-- Begin Data supplied --

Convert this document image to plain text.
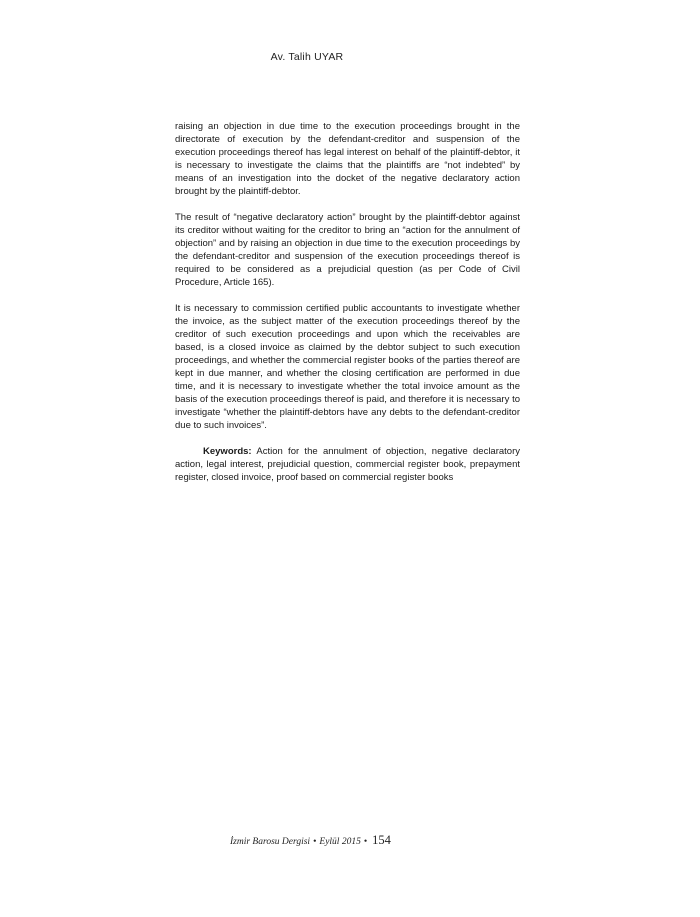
Av. Talih UYAR

raising an objection in due time to the execution proceedings brought in the directorate of execution by the defendant-creditor and suspension of the execution proceedings thereof has legal interest on behalf of the plaintiff-debtor, it is necessary to investigate the claims that the plaintiffs are “not indebted” by means of an investigation into the docket of the negative declaratory action brought by the plaintiff-debtor.

The result of “negative declaratory action” brought by the plaintiff-debtor against its creditor without waiting for the creditor to bring an “action for the annulment of objection” and by raising an objection in due time to the execution proceedings by the defendant-creditor and suspension of the execution proceedings thereof is required to be considered as a prejudicial question (as per Code of Civil Procedure, Article 165).

It is necessary to commission certified public accountants to investigate whether the invoice, as the subject matter of the execution proceedings thereof by the creditor of such execution proceedings and upon which the receivables are based, is a closed invoice as claimed by the debtor subject to such execution proceedings, and whether the commercial register books of the parties thereof are kept in due manner, and whether the closing certification are performed in due time, and it is necessary to investigate whether the total invoice amount as the basis of the execution proceedings thereof is paid, and therefore it is necessary to investigate “whether the plaintiff-debtors have any debts to the defendant-creditor due to such invoices”.

Keywords: Action for the annulment of objection, negative declaratory action, legal interest, prejudicial question, commercial register book, prepayment register, closed invoice, proof based on commercial register books

İzmir Barosu Dergisi • Eylül 2015 • 154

-- End Data supplied --

What you need to do:
Output the data exactly. Pictures don't belong in the result.

Final result:
Convert this document image to plain text.
Av. Talih UYAR

raising an objection in due time to the execution proceedings brought in the directorate of execution by the defendant-creditor and suspension of the execution proceedings thereof has legal interest on behalf of the plaintiff-debtor, it is necessary to investigate the claims that the plaintiffs are “not indebted” by means of an investigation into the docket of the negative declaratory action brought by the plaintiff-debtor.

The result of “negative declaratory action” brought by the plaintiff-debtor against its creditor without waiting for the creditor to bring an “action for the annulment of objection” and by raising an objection in due time to the execution proceedings by the defendant-creditor and suspension of the execution proceedings thereof is required to be considered as a prejudicial question (as per Code of Civil Procedure, Article 165).

It is necessary to commission certified public accountants to investigate whether the invoice, as the subject matter of the execution proceedings thereof by the creditor of such execution proceedings and upon which the receivables are based, is a closed invoice as claimed by the debtor subject to such execution proceedings, and whether the commercial register books of the parties thereof are kept in due manner, and whether the closing certification are performed in due time, and it is necessary to investigate whether the total invoice amount as the basis of the execution proceedings thereof is paid, and therefore it is necessary to investigate “whether the plaintiff-debtors have any debts to the defendant-creditor due to such invoices”.

Keywords: Action for the annulment of objection, negative declaratory action, legal interest, prejudicial question, commercial register book, prepayment register, closed invoice, proof based on commercial register books

İzmir Barosu Dergisi • Eylül 2015 • 154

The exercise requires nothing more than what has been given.